_GIVEN PROBLEM_: Output the material below in full, exactly as it is.

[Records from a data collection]
------------------------------------------------------------------------

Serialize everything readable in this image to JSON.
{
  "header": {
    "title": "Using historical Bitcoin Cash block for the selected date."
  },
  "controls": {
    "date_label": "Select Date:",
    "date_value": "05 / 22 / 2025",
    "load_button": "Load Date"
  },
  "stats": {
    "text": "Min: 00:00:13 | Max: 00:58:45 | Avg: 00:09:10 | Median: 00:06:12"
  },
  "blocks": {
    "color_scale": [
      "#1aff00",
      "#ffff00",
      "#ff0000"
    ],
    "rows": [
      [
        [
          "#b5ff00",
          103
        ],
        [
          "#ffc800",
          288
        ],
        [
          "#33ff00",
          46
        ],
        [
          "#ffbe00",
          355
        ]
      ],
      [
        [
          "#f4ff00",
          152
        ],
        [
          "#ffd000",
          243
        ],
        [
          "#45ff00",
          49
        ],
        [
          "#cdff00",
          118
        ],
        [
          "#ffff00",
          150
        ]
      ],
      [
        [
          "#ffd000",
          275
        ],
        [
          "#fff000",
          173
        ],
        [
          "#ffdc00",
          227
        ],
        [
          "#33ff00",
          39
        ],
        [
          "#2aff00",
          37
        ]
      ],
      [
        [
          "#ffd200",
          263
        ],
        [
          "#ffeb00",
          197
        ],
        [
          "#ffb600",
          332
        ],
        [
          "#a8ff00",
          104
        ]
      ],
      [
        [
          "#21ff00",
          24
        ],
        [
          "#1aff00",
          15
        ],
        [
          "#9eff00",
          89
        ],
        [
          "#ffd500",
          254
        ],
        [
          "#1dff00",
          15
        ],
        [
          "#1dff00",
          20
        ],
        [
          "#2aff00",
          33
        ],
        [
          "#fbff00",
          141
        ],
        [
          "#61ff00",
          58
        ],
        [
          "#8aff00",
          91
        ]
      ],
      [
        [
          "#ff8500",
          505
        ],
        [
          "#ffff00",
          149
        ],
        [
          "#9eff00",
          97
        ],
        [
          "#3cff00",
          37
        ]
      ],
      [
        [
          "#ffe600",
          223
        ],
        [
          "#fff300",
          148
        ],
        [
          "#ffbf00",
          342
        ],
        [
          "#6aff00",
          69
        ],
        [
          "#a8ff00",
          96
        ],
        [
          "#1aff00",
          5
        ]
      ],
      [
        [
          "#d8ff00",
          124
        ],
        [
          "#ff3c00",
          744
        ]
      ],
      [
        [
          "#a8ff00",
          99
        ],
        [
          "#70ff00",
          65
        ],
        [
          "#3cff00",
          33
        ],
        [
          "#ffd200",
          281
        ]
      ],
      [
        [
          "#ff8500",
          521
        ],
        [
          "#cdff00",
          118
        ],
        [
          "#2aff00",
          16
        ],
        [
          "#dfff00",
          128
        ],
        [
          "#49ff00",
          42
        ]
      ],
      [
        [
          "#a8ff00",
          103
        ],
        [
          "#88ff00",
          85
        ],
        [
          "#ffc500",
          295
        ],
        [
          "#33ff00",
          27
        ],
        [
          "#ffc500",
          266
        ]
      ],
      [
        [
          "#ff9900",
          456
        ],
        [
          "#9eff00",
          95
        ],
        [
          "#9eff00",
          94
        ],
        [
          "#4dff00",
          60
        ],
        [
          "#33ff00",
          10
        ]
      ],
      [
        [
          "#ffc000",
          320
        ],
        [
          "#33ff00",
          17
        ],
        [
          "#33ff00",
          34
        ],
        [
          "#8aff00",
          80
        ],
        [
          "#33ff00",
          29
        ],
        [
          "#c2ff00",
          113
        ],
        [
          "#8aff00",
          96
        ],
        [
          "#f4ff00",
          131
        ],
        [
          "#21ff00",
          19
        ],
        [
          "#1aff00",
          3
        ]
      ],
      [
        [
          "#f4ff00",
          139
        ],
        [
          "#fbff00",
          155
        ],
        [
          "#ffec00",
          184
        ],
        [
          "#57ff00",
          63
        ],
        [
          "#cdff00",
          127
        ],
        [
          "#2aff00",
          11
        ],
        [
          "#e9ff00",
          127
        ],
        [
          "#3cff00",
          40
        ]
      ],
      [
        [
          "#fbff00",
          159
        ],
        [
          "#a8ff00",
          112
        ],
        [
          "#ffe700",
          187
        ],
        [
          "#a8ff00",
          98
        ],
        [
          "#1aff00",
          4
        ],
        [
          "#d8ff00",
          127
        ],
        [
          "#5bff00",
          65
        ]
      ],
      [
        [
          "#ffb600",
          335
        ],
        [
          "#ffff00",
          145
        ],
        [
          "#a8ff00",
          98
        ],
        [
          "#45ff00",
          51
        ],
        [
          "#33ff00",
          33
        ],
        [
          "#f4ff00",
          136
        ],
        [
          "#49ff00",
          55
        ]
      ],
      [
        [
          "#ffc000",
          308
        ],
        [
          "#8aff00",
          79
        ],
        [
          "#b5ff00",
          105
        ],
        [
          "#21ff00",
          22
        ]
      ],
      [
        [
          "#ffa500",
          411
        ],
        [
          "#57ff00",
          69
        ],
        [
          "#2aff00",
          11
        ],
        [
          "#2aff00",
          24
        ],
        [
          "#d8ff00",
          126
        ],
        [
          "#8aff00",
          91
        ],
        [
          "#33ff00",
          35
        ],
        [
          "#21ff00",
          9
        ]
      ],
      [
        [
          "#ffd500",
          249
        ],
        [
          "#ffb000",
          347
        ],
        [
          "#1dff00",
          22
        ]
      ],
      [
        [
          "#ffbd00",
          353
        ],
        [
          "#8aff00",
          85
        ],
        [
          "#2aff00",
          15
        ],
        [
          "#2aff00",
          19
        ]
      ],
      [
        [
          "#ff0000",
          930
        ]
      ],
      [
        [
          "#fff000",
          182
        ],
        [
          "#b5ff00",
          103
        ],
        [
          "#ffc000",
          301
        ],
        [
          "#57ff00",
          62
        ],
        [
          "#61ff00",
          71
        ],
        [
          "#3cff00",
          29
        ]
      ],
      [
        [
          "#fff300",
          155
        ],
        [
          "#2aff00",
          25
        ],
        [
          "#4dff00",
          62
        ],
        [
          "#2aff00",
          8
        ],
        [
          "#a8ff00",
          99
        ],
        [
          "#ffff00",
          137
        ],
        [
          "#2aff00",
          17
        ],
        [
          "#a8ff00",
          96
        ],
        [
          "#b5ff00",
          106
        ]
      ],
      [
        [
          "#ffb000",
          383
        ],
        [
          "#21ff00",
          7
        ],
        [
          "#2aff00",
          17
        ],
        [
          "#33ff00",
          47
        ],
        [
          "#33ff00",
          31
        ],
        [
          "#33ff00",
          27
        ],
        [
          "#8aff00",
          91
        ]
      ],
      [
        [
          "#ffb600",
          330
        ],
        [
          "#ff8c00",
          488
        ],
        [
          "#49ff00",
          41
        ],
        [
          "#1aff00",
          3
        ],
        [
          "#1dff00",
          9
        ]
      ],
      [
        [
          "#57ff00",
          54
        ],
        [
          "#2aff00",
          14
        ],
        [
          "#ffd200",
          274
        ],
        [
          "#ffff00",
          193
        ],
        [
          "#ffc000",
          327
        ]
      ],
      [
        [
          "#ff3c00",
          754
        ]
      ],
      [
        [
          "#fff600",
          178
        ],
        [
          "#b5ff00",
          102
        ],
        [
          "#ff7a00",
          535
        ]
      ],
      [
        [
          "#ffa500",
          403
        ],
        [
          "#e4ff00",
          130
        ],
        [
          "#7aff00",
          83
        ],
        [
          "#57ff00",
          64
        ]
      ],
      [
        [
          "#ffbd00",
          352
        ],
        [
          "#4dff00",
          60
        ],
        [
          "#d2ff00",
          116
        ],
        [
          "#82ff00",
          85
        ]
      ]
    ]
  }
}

------------------------------------------------------------------------

_COMPLETE RESPONSE_:
Serialize everything readable in this image to JSON.
{
  "header": {
    "title": "Using historical Bitcoin Cash block for the selected date."
  },
  "controls": {
    "date_label": "Select Date:",
    "date_value": "05 / 22 / 2025",
    "load_button": "Load Date"
  },
  "stats": {
    "text": "Min: 00:00:13 | Max: 00:58:45 | Avg: 00:09:10 | Median: 00:06:12"
  },
  "blocks": {
    "color_scale": [
      "#1aff00",
      "#ffff00",
      "#ff0000"
    ],
    "rows": [
      [
        [
          "#b5ff00",
          103
        ],
        [
          "#ffc800",
          288
        ],
        [
          "#33ff00",
          46
        ],
        [
          "#ffbe00",
          355
        ]
      ],
      [
        [
          "#f4ff00",
          152
        ],
        [
          "#ffd000",
          243
        ],
        [
          "#45ff00",
          49
        ],
        [
          "#cdff00",
          118
        ],
        [
          "#ffff00",
          150
        ]
      ],
      [
        [
          "#ffd000",
          275
        ],
        [
          "#fff000",
          173
        ],
        [
          "#ffdc00",
          227
        ],
        [
          "#33ff00",
          39
        ],
        [
          "#2aff00",
          37
        ]
      ],
      [
        [
          "#ffd200",
          263
        ],
        [
          "#ffeb00",
          197
        ],
        [
          "#ffb600",
          332
        ],
        [
          "#a8ff00",
          104
        ]
      ],
      [
        [
          "#21ff00",
          24
        ],
        [
          "#1aff00",
          15
        ],
        [
          "#9eff00",
          89
        ],
        [
          "#ffd500",
          254
        ],
        [
          "#1dff00",
          15
        ],
        [
          "#1dff00",
          20
        ],
        [
          "#2aff00",
          33
        ],
        [
          "#fbff00",
          141
        ],
        [
          "#61ff00",
          58
        ],
        [
          "#8aff00",
          91
        ]
      ],
      [
        [
          "#ff8500",
          505
        ],
        [
          "#ffff00",
          149
        ],
        [
          "#9eff00",
          97
        ],
        [
          "#3cff00",
          37
        ]
      ],
      [
        [
          "#ffe600",
          223
        ],
        [
          "#fff300",
          148
        ],
        [
          "#ffbf00",
          342
        ],
        [
          "#6aff00",
          69
        ],
        [
          "#a8ff00",
          96
        ],
        [
          "#1aff00",
          5
        ]
      ],
      [
        [
          "#d8ff00",
          124
        ],
        [
          "#ff3c00",
          744
        ]
      ],
      [
        [
          "#a8ff00",
          99
        ],
        [
          "#70ff00",
          65
        ],
        [
          "#3cff00",
          33
        ],
        [
          "#ffd200",
          281
        ]
      ],
      [
        [
          "#ff8500",
          521
        ],
        [
          "#cdff00",
          118
        ],
        [
          "#2aff00",
          16
        ],
        [
          "#dfff00",
          128
        ],
        [
          "#49ff00",
          42
        ]
      ],
      [
        [
          "#a8ff00",
          103
        ],
        [
          "#88ff00",
          85
        ],
        [
          "#ffc500",
          295
        ],
        [
          "#33ff00",
          27
        ],
        [
          "#ffc500",
          266
        ]
      ],
      [
        [
          "#ff9900",
          456
        ],
        [
          "#9eff00",
          95
        ],
        [
          "#9eff00",
          94
        ],
        [
          "#4dff00",
          60
        ],
        [
          "#33ff00",
          10
        ]
      ],
      [
        [
          "#ffc000",
          320
        ],
        [
          "#33ff00",
          17
        ],
        [
          "#33ff00",
          34
        ],
        [
          "#8aff00",
          80
        ],
        [
          "#33ff00",
          29
        ],
        [
          "#c2ff00",
          113
        ],
        [
          "#8aff00",
          96
        ],
        [
          "#f4ff00",
          131
        ],
        [
          "#21ff00",
          19
        ],
        [
          "#1aff00",
          3
        ]
      ],
      [
        [
          "#f4ff00",
          139
        ],
        [
          "#fbff00",
          155
        ],
        [
          "#ffec00",
          184
        ],
        [
          "#57ff00",
          63
        ],
        [
          "#cdff00",
          127
        ],
        [
          "#2aff00",
          11
        ],
        [
          "#e9ff00",
          127
        ],
        [
          "#3cff00",
          40
        ]
      ],
      [
        [
          "#fbff00",
          159
        ],
        [
          "#a8ff00",
          112
        ],
        [
          "#ffe700",
          187
        ],
        [
          "#a8ff00",
          98
        ],
        [
          "#1aff00",
          4
        ],
        [
          "#d8ff00",
          127
        ],
        [
          "#5bff00",
          65
        ]
      ],
      [
        [
          "#ffb600",
          335
        ],
        [
          "#ffff00",
          145
        ],
        [
          "#a8ff00",
          98
        ],
        [
          "#45ff00",
          51
        ],
        [
          "#33ff00",
          33
        ],
        [
          "#f4ff00",
          136
        ],
        [
          "#49ff00",
          55
        ]
      ],
      [
        [
          "#ffc000",
          308
        ],
        [
          "#8aff00",
          79
        ],
        [
          "#b5ff00",
          105
        ],
        [
          "#21ff00",
          22
        ]
      ],
      [
        [
          "#ffa500",
          411
        ],
        [
          "#57ff00",
          69
        ],
        [
          "#2aff00",
          11
        ],
        [
          "#2aff00",
          24
        ],
        [
          "#d8ff00",
          126
        ],
        [
          "#8aff00",
          91
        ],
        [
          "#33ff00",
          35
        ],
        [
          "#21ff00",
          9
        ]
      ],
      [
        [
          "#ffd500",
          249
        ],
        [
          "#ffb000",
          347
        ],
        [
          "#1dff00",
          22
        ]
      ],
      [
        [
          "#ffbd00",
          353
        ],
        [
          "#8aff00",
          85
        ],
        [
          "#2aff00",
          15
        ],
        [
          "#2aff00",
          19
        ]
      ],
      [
        [
          "#ff0000",
          930
        ]
      ],
      [
        [
          "#fff000",
          182
        ],
        [
          "#b5ff00",
          103
        ],
        [
          "#ffc000",
          301
        ],
        [
          "#57ff00",
          62
        ],
        [
          "#61ff00",
          71
        ],
        [
          "#3cff00",
          29
        ]
      ],
      [
        [
          "#fff300",
          155
        ],
        [
          "#2aff00",
          25
        ],
        [
          "#4dff00",
          62
        ],
        [
          "#2aff00",
          8
        ],
        [
          "#a8ff00",
          99
        ],
        [
          "#ffff00",
          137
        ],
        [
          "#2aff00",
          17
        ],
        [
          "#a8ff00",
          96
        ],
        [
          "#b5ff00",
          106
        ]
      ],
      [
        [
          "#ffb000",
          383
        ],
        [
          "#21ff00",
          7
        ],
        [
          "#2aff00",
          17
        ],
        [
          "#33ff00",
          47
        ],
        [
          "#33ff00",
          31
        ],
        [
          "#33ff00",
          27
        ],
        [
          "#8aff00",
          91
        ]
      ],
      [
        [
          "#ffb600",
          330
        ],
        [
          "#ff8c00",
          488
        ],
        [
          "#49ff00",
          41
        ],
        [
          "#1aff00",
          3
        ],
        [
          "#1dff00",
          9
        ]
      ],
      [
        [
          "#57ff00",
          54
        ],
        [
          "#2aff00",
          14
        ],
        [
          "#ffd200",
          274
        ],
        [
          "#ffff00",
          193
        ],
        [
          "#ffc000",
          327
        ]
      ],
      [
        [
          "#ff3c00",
          754
        ]
      ],
      [
        [
          "#fff600",
          178
        ],
        [
          "#b5ff00",
          102
        ],
        [
          "#ff7a00",
          535
        ]
      ],
      [
        [
          "#ffa500",
          403
        ],
        [
          "#e4ff00",
          130
        ],
        [
          "#7aff00",
          83
        ],
        [
          "#57ff00",
          64
        ]
      ],
      [
        [
          "#ffbd00",
          352
        ],
        [
          "#4dff00",
          60
        ],
        [
          "#d2ff00",
          116
        ],
        [
          "#82ff00",
          85
        ]
      ]
    ]
  }
}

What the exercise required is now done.